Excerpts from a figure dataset
☆ ☆ ☆

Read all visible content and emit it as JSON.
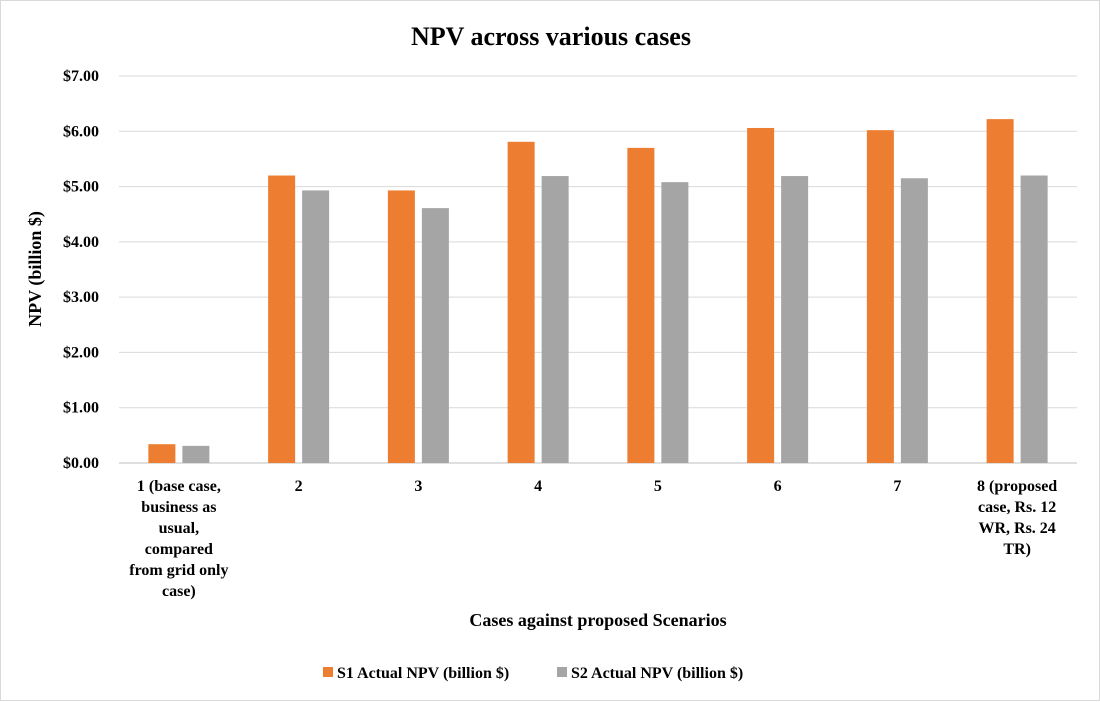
{
  "chart_data": {
    "type": "bar",
    "title": "NPV across various cases",
    "xlabel": "Cases against proposed Scenarios",
    "ylabel": "NPV (billion $)",
    "ylim": [
      0,
      7
    ],
    "y_ticks": [
      "$0.00",
      "$1.00",
      "$2.00",
      "$3.00",
      "$4.00",
      "$5.00",
      "$6.00",
      "$7.00"
    ],
    "categories": [
      "1 (base case, business as usual, compared from grid only case)",
      "2",
      "3",
      "4",
      "5",
      "6",
      "7",
      "8 (proposed case, Rs. 12 WR, Rs. 24 TR)"
    ],
    "category_lines": [
      [
        "1 (base case,",
        "business as",
        "usual,",
        "compared",
        "from grid only",
        "case)"
      ],
      [
        "2"
      ],
      [
        "3"
      ],
      [
        "4"
      ],
      [
        "5"
      ],
      [
        "6"
      ],
      [
        "7"
      ],
      [
        "8 (proposed",
        "case, Rs. 12",
        "WR, Rs. 24",
        "TR)"
      ]
    ],
    "series": [
      {
        "name": "S1 Actual NPV (billion $)",
        "color": "#ed7d31",
        "values": [
          0.34,
          5.2,
          4.93,
          5.81,
          5.7,
          6.06,
          6.02,
          6.22
        ]
      },
      {
        "name": "S2 Actual NPV (billion $)",
        "color": "#a5a5a5",
        "values": [
          0.31,
          4.93,
          4.61,
          5.19,
          5.08,
          5.19,
          5.15,
          5.2
        ]
      }
    ],
    "grid": true,
    "legend_position": "bottom"
  }
}
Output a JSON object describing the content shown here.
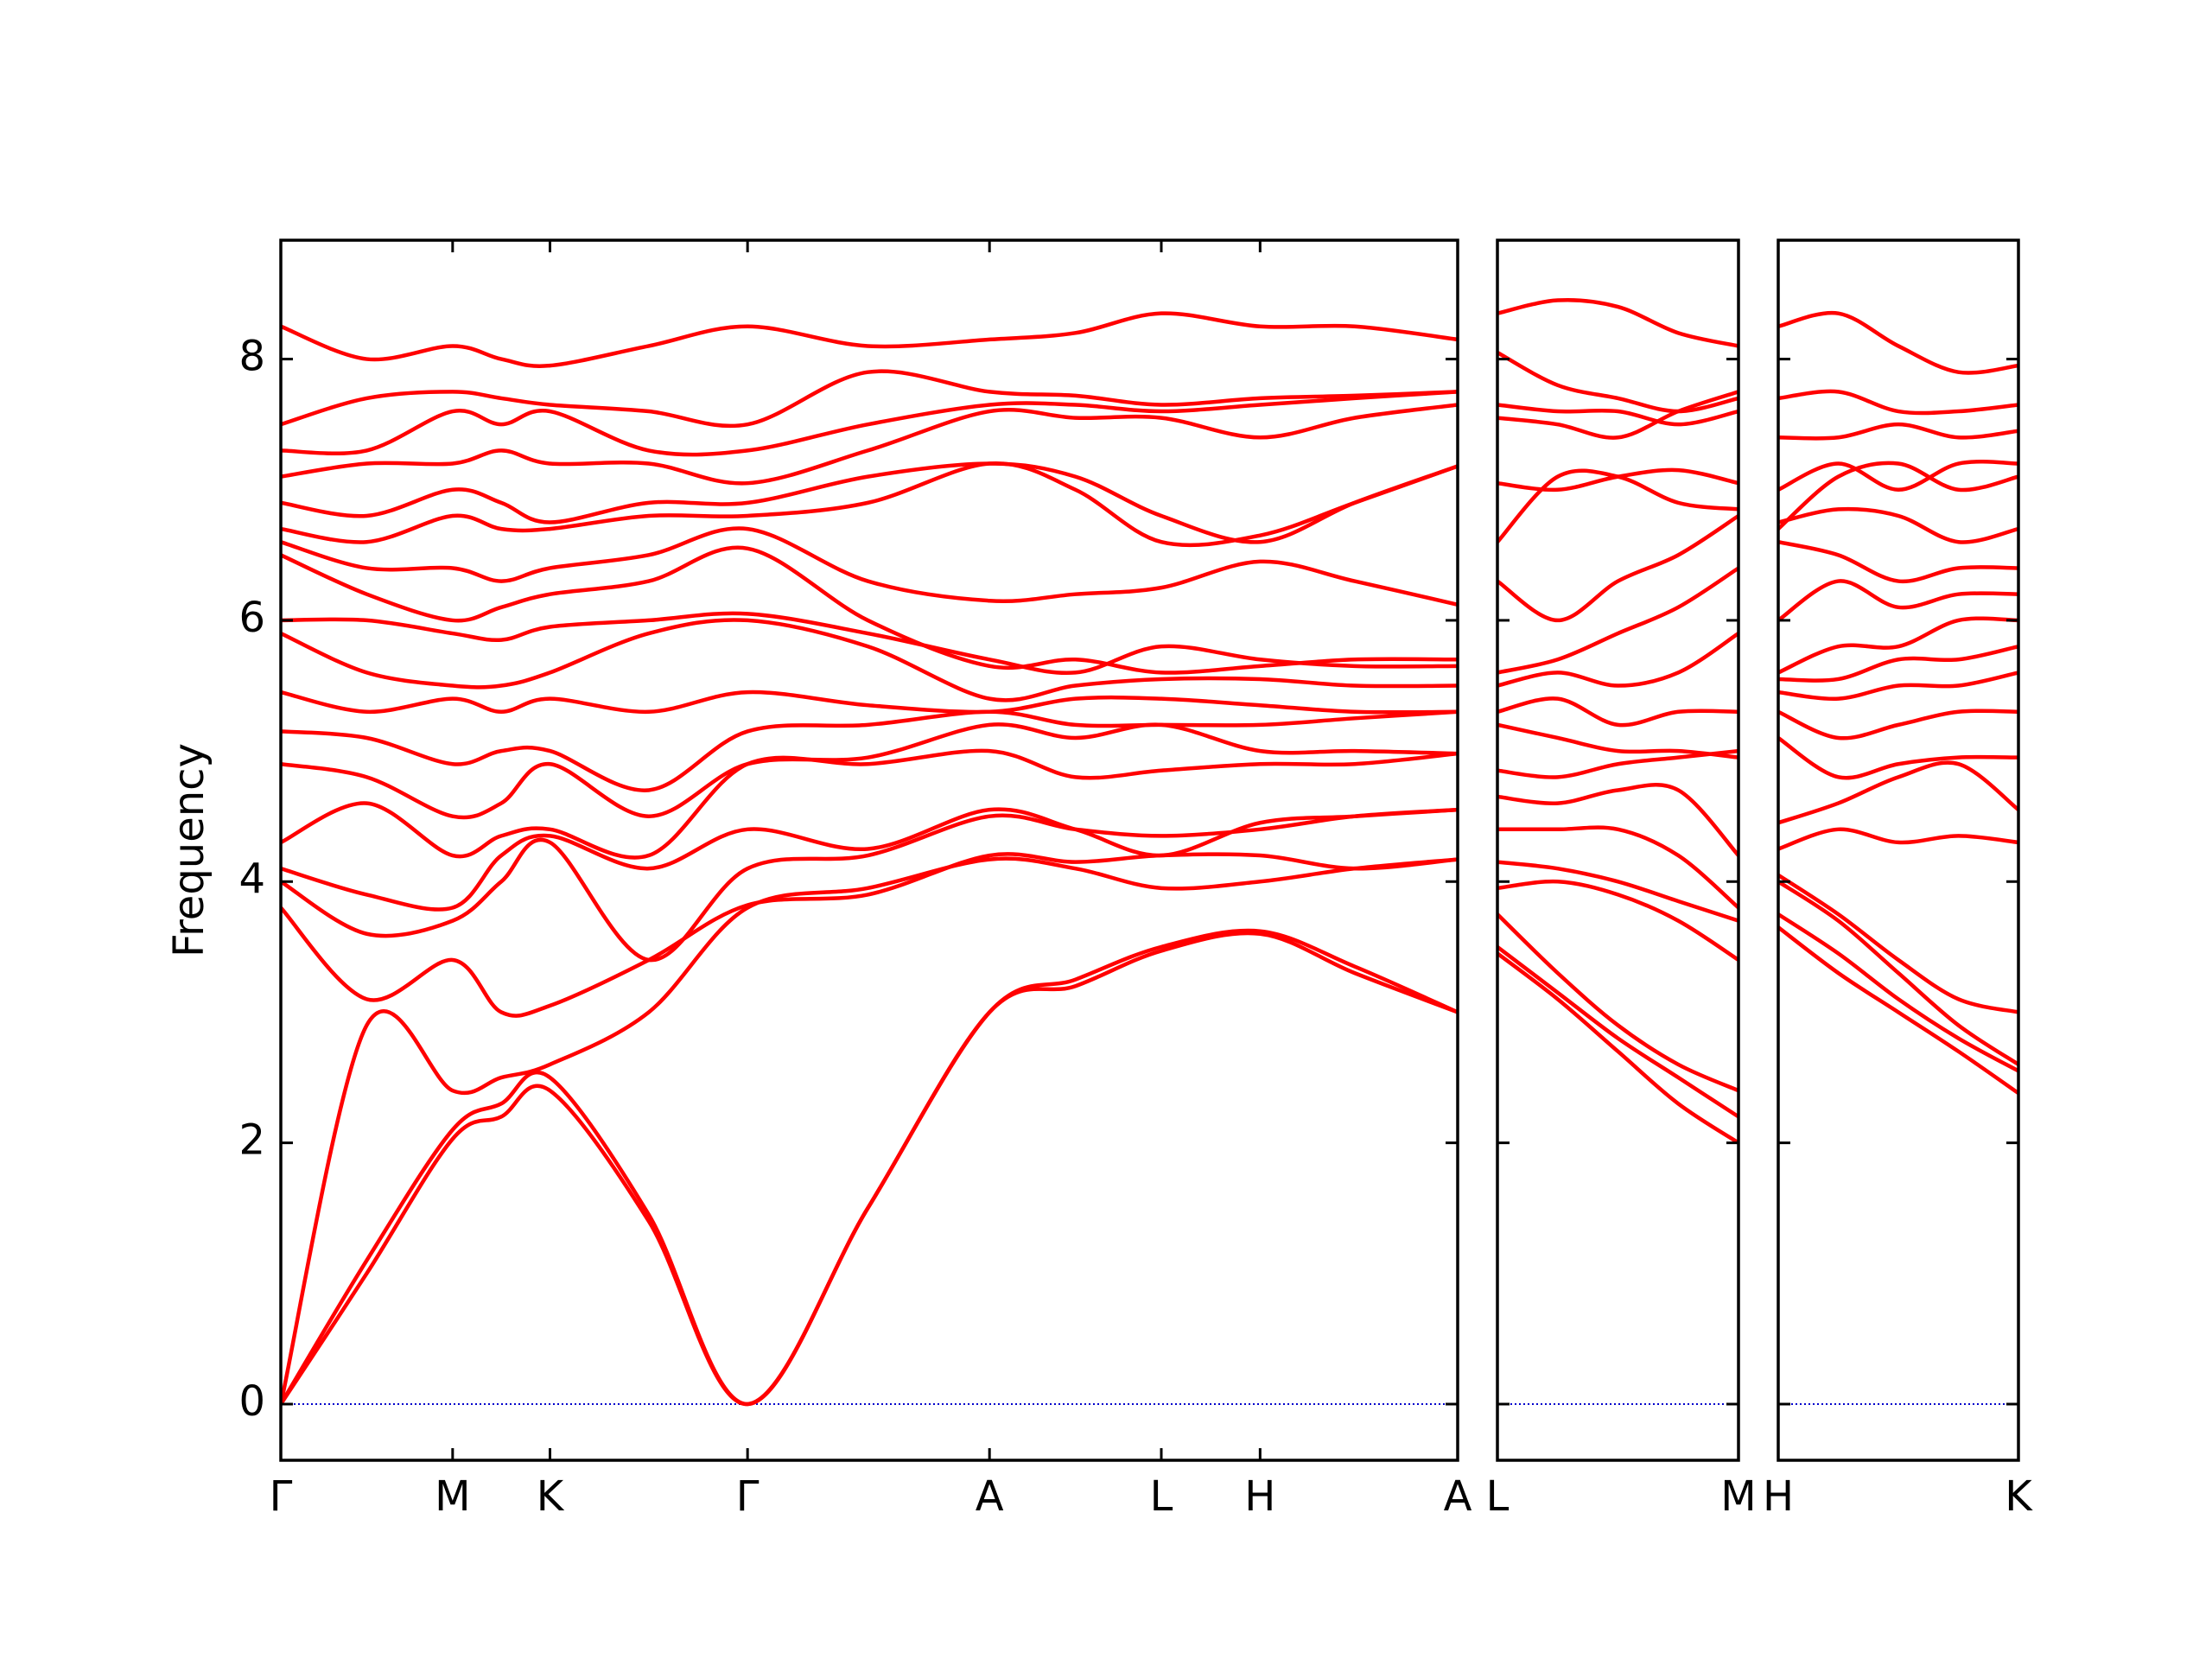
{
  "chart_data": [
    {
      "type": "line",
      "ylabel": "Frequency",
      "color": "#ff0000",
      "ytick_labels": true,
      "reference_line": {
        "y": 0,
        "color": "#0000cc",
        "style": "dotted"
      },
      "xlim": [
        0,
        8.22
      ],
      "ylim": [
        -0.43,
        8.91
      ],
      "xticks": [
        {
          "value": 0,
          "label": "Γ"
        },
        {
          "value": 1.2,
          "label": "M"
        },
        {
          "value": 1.88,
          "label": "K"
        },
        {
          "value": 3.26,
          "label": "Γ"
        },
        {
          "value": 4.95,
          "label": "A"
        },
        {
          "value": 6.15,
          "label": "L"
        },
        {
          "value": 6.84,
          "label": "H"
        },
        {
          "value": 8.22,
          "label": "A"
        }
      ],
      "yticks": [
        0,
        2,
        4,
        6,
        8
      ],
      "x": [
        0,
        0.6,
        1.2,
        1.54,
        1.88,
        2.57,
        3.26,
        4.1,
        4.95,
        5.55,
        6.15,
        6.84,
        7.5,
        8.22
      ],
      "series": [
        {
          "values": [
            0,
            1.0,
            2.03,
            2.2,
            2.4,
            1.4,
            0,
            1.5,
            3.0,
            3.2,
            3.47,
            3.6,
            3.3,
            3.0
          ]
        },
        {
          "values": [
            0,
            1.1,
            2.1,
            2.3,
            2.5,
            1.45,
            0,
            1.5,
            3.0,
            3.25,
            3.5,
            3.62,
            3.35,
            3.0
          ]
        },
        {
          "values": [
            0,
            2.9,
            2.4,
            2.5,
            2.6,
            3.0,
            3.8,
            3.95,
            4.17,
            4.1,
            3.95,
            4.0,
            4.1,
            4.17
          ]
        },
        {
          "values": [
            3.8,
            3.1,
            3.4,
            3.0,
            3.05,
            3.4,
            3.82,
            3.9,
            4.2,
            4.15,
            4.2,
            4.2,
            4.1,
            4.17
          ]
        },
        {
          "values": [
            4.0,
            3.6,
            3.7,
            4.0,
            4.3,
            3.4,
            4.1,
            4.2,
            4.5,
            4.4,
            4.35,
            4.4,
            4.5,
            4.55
          ]
        },
        {
          "values": [
            4.1,
            3.9,
            3.8,
            4.2,
            4.35,
            4.1,
            4.4,
            4.25,
            4.55,
            4.4,
            4.2,
            4.45,
            4.5,
            4.55
          ]
        },
        {
          "values": [
            4.3,
            4.6,
            4.2,
            4.35,
            4.4,
            4.2,
            4.9,
            4.9,
            5.0,
            4.8,
            4.85,
            4.9,
            4.9,
            4.98
          ]
        },
        {
          "values": [
            4.9,
            4.8,
            4.5,
            4.6,
            4.9,
            4.5,
            4.9,
            4.95,
            5.2,
            5.1,
            5.2,
            5.0,
            5.0,
            4.98
          ]
        },
        {
          "values": [
            5.15,
            5.1,
            4.9,
            5.0,
            5.0,
            4.7,
            5.15,
            5.2,
            5.3,
            5.2,
            5.2,
            5.2,
            5.25,
            5.3
          ]
        },
        {
          "values": [
            5.45,
            5.3,
            5.4,
            5.3,
            5.4,
            5.3,
            5.45,
            5.35,
            5.3,
            5.4,
            5.4,
            5.35,
            5.3,
            5.3
          ]
        },
        {
          "values": [
            5.9,
            5.6,
            5.5,
            5.5,
            5.6,
            5.9,
            6.0,
            5.8,
            5.4,
            5.5,
            5.55,
            5.55,
            5.5,
            5.5
          ]
        },
        {
          "values": [
            6.0,
            6.0,
            5.9,
            5.85,
            5.95,
            6.0,
            6.05,
            5.9,
            5.7,
            5.6,
            5.8,
            5.7,
            5.65,
            5.65
          ]
        },
        {
          "values": [
            6.5,
            6.2,
            6.0,
            6.1,
            6.2,
            6.3,
            6.55,
            6.0,
            5.65,
            5.7,
            5.6,
            5.65,
            5.7,
            5.7
          ]
        },
        {
          "values": [
            6.6,
            6.4,
            6.4,
            6.3,
            6.4,
            6.5,
            6.7,
            6.3,
            6.15,
            6.2,
            6.25,
            6.45,
            6.3,
            6.12
          ]
        },
        {
          "values": [
            6.7,
            6.6,
            6.8,
            6.7,
            6.7,
            6.8,
            6.8,
            6.9,
            7.2,
            7.0,
            6.6,
            6.65,
            6.9,
            7.18
          ]
        },
        {
          "values": [
            6.9,
            6.8,
            7.0,
            6.9,
            6.75,
            6.9,
            6.9,
            7.1,
            7.2,
            7.1,
            6.8,
            6.6,
            6.9,
            7.18
          ]
        },
        {
          "values": [
            7.1,
            7.2,
            7.2,
            7.3,
            7.2,
            7.2,
            7.05,
            7.3,
            7.6,
            7.55,
            7.55,
            7.4,
            7.55,
            7.65
          ]
        },
        {
          "values": [
            7.3,
            7.3,
            7.6,
            7.5,
            7.6,
            7.3,
            7.3,
            7.5,
            7.65,
            7.65,
            7.6,
            7.65,
            7.7,
            7.75
          ]
        },
        {
          "values": [
            7.5,
            7.7,
            7.75,
            7.7,
            7.65,
            7.6,
            7.5,
            7.9,
            7.75,
            7.72,
            7.65,
            7.7,
            7.72,
            7.75
          ]
        },
        {
          "values": [
            8.25,
            8.0,
            8.1,
            8.0,
            7.95,
            8.1,
            8.25,
            8.1,
            8.15,
            8.2,
            8.35,
            8.25,
            8.25,
            8.15
          ]
        }
      ]
    },
    {
      "type": "line",
      "color": "#ff0000",
      "ytick_labels": false,
      "reference_line": {
        "y": 0,
        "color": "#0000cc",
        "style": "dotted"
      },
      "xlim": [
        0,
        1.68
      ],
      "ylim": [
        -0.43,
        8.91
      ],
      "xticks": [
        {
          "value": 0,
          "label": "L"
        },
        {
          "value": 1.68,
          "label": "M"
        }
      ],
      "yticks": [
        0,
        2,
        4,
        6,
        8
      ],
      "x": [
        0,
        0.42,
        0.84,
        1.26,
        1.68
      ],
      "series": [
        {
          "values": [
            3.45,
            3.1,
            2.7,
            2.3,
            2.0
          ]
        },
        {
          "values": [
            3.5,
            3.15,
            2.8,
            2.5,
            2.2
          ]
        },
        {
          "values": [
            3.75,
            3.3,
            2.9,
            2.6,
            2.4
          ]
        },
        {
          "values": [
            3.95,
            4.0,
            3.9,
            3.7,
            3.4
          ]
        },
        {
          "values": [
            4.15,
            4.1,
            4.0,
            3.85,
            3.7
          ]
        },
        {
          "values": [
            4.4,
            4.4,
            4.4,
            4.2,
            3.8
          ]
        },
        {
          "values": [
            4.65,
            4.6,
            4.7,
            4.7,
            4.2
          ]
        },
        {
          "values": [
            4.85,
            4.8,
            4.9,
            4.95,
            5.0
          ]
        },
        {
          "values": [
            5.2,
            5.1,
            5.0,
            5.0,
            4.95
          ]
        },
        {
          "values": [
            5.3,
            5.4,
            5.2,
            5.3,
            5.3
          ]
        },
        {
          "values": [
            5.5,
            5.6,
            5.5,
            5.6,
            5.9
          ]
        },
        {
          "values": [
            5.6,
            5.7,
            5.9,
            6.1,
            6.4
          ]
        },
        {
          "values": [
            6.3,
            6.0,
            6.3,
            6.5,
            6.8
          ]
        },
        {
          "values": [
            6.6,
            7.1,
            7.1,
            6.9,
            6.85
          ]
        },
        {
          "values": [
            7.05,
            7.0,
            7.1,
            7.15,
            7.05
          ]
        },
        {
          "values": [
            7.55,
            7.5,
            7.4,
            7.6,
            7.75
          ]
        },
        {
          "values": [
            7.65,
            7.6,
            7.6,
            7.5,
            7.6
          ]
        },
        {
          "values": [
            8.05,
            7.8,
            7.7,
            7.6,
            7.7
          ]
        },
        {
          "values": [
            8.35,
            8.45,
            8.4,
            8.2,
            8.1
          ]
        }
      ]
    },
    {
      "type": "line",
      "color": "#ff0000",
      "ytick_labels": false,
      "reference_line": {
        "y": 0,
        "color": "#0000cc",
        "style": "dotted"
      },
      "xlim": [
        0,
        1.68
      ],
      "ylim": [
        -0.43,
        8.91
      ],
      "xticks": [
        {
          "value": 0,
          "label": "H"
        },
        {
          "value": 1.68,
          "label": "K"
        }
      ],
      "yticks": [
        0,
        2,
        4,
        6,
        8
      ],
      "x": [
        0,
        0.42,
        0.84,
        1.26,
        1.68
      ],
      "series": [
        {
          "values": [
            3.65,
            3.3,
            3.0,
            2.7,
            2.38
          ]
        },
        {
          "values": [
            3.75,
            3.45,
            3.1,
            2.8,
            2.55
          ]
        },
        {
          "values": [
            4.0,
            3.7,
            3.3,
            2.9,
            2.6
          ]
        },
        {
          "values": [
            4.05,
            3.75,
            3.4,
            3.1,
            3.0
          ]
        },
        {
          "values": [
            4.25,
            4.4,
            4.3,
            4.35,
            4.3
          ]
        },
        {
          "values": [
            4.45,
            4.6,
            4.8,
            4.9,
            4.55
          ]
        },
        {
          "values": [
            5.1,
            4.8,
            4.9,
            4.95,
            4.95
          ]
        },
        {
          "values": [
            5.3,
            5.1,
            5.2,
            5.3,
            5.3
          ]
        },
        {
          "values": [
            5.45,
            5.4,
            5.5,
            5.5,
            5.6
          ]
        },
        {
          "values": [
            5.55,
            5.55,
            5.7,
            5.7,
            5.8
          ]
        },
        {
          "values": [
            5.6,
            5.8,
            5.8,
            6.0,
            6.0
          ]
        },
        {
          "values": [
            6.0,
            6.3,
            6.1,
            6.2,
            6.2
          ]
        },
        {
          "values": [
            6.6,
            6.5,
            6.3,
            6.4,
            6.4
          ]
        },
        {
          "values": [
            6.75,
            6.85,
            6.8,
            6.6,
            6.7
          ]
        },
        {
          "values": [
            6.7,
            7.1,
            7.2,
            7.0,
            7.1
          ]
        },
        {
          "values": [
            7.0,
            7.2,
            7.0,
            7.2,
            7.2
          ]
        },
        {
          "values": [
            7.4,
            7.4,
            7.5,
            7.4,
            7.45
          ]
        },
        {
          "values": [
            7.7,
            7.75,
            7.6,
            7.6,
            7.65
          ]
        },
        {
          "values": [
            8.25,
            8.35,
            8.1,
            7.9,
            7.95
          ]
        }
      ]
    }
  ]
}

☆ ☆ ☆

* _REQUIRED WORK_:
Tally every line of the data that holds the word "usual" and write the count alone.

* _SOLUTION TO THIS PROBLEM_:
2